(Data entries)
·····
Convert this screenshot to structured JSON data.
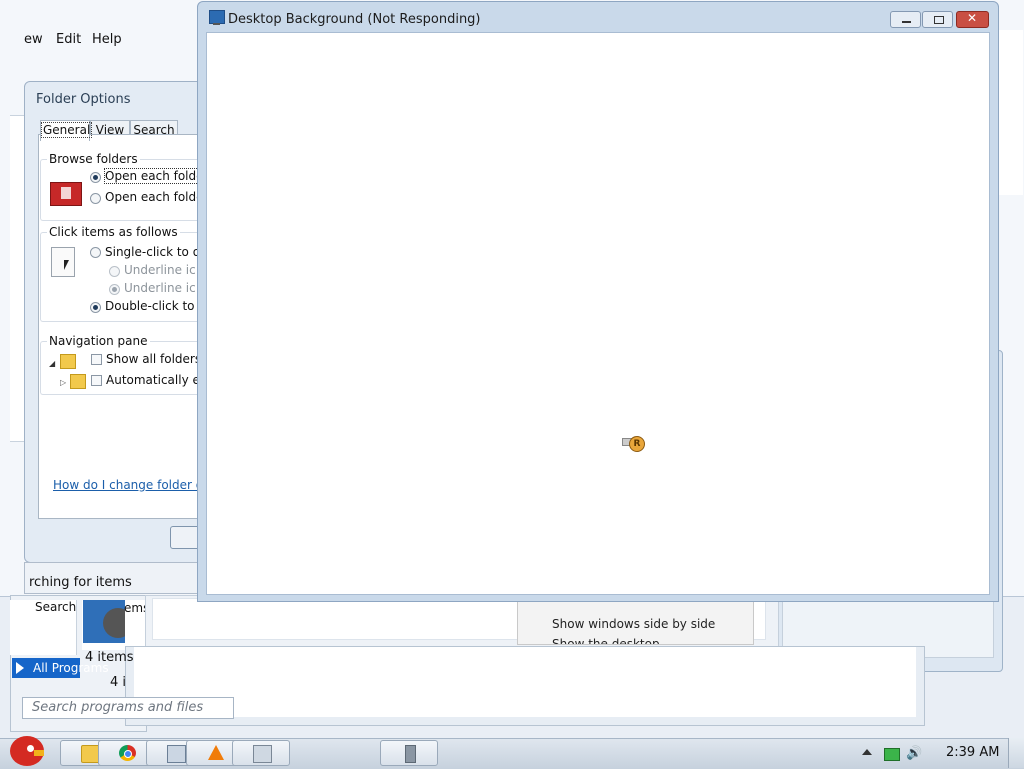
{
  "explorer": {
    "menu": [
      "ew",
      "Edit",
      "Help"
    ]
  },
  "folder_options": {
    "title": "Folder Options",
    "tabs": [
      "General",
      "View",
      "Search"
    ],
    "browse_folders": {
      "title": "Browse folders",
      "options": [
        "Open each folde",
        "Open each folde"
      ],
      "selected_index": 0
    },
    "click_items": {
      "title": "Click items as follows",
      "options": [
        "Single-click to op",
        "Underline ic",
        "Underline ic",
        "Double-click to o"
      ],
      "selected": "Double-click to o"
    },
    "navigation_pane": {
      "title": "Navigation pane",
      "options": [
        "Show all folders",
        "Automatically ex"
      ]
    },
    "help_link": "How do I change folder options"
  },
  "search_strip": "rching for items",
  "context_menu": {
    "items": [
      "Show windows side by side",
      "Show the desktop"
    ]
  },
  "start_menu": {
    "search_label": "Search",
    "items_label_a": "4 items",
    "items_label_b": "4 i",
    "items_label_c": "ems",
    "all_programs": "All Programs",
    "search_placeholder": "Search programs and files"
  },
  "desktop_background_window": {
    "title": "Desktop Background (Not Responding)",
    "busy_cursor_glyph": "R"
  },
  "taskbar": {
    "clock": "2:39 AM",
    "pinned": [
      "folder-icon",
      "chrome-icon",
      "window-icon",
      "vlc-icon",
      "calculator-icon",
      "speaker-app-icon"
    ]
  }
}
·····
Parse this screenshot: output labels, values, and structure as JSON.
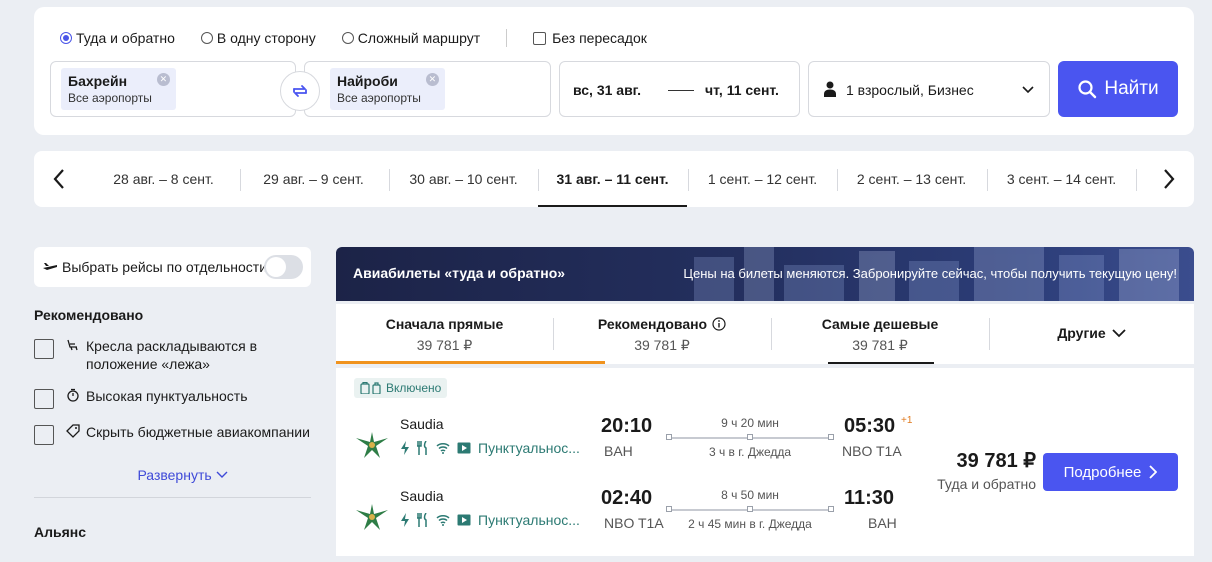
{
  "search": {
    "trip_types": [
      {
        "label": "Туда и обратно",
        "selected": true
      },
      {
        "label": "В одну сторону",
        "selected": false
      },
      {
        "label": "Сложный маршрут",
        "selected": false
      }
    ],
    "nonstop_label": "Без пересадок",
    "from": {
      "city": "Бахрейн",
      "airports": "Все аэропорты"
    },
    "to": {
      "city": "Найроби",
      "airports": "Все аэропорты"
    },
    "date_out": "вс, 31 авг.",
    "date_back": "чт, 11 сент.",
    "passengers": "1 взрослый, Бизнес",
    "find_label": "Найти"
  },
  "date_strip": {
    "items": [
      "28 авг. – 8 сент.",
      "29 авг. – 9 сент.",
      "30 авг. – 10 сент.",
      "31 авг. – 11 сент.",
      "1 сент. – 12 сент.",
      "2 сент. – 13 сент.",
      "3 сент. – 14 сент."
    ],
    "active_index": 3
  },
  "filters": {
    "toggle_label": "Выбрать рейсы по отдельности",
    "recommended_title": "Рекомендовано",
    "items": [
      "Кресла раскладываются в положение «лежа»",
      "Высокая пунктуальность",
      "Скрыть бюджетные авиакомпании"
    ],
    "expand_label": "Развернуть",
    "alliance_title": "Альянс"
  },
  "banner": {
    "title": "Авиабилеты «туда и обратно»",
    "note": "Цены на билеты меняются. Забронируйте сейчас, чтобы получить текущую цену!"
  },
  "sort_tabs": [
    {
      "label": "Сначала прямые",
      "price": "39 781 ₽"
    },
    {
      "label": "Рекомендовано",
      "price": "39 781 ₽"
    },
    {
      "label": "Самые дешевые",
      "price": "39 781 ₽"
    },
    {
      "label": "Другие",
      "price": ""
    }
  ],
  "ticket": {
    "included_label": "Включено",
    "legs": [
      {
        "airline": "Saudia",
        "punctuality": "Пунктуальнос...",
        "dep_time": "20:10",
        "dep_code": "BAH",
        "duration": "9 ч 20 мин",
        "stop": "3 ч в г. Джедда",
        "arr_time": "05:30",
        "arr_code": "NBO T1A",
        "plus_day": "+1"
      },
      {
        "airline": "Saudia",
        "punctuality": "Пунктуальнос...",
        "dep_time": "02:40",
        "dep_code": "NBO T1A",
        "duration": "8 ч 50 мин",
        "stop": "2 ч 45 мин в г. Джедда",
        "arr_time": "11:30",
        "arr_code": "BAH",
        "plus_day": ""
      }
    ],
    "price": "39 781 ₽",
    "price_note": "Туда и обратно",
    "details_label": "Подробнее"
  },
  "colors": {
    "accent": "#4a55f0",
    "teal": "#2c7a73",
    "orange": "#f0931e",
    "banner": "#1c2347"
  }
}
·····
* [INSTRUCTIONS TO FOLLOW]: Where a line holds "this", copy it out.

* [RESULT OF THE TASK]:
Convert this screenshot to structured JSON data.
Parse this screenshot: output labels, values, and structure as JSON.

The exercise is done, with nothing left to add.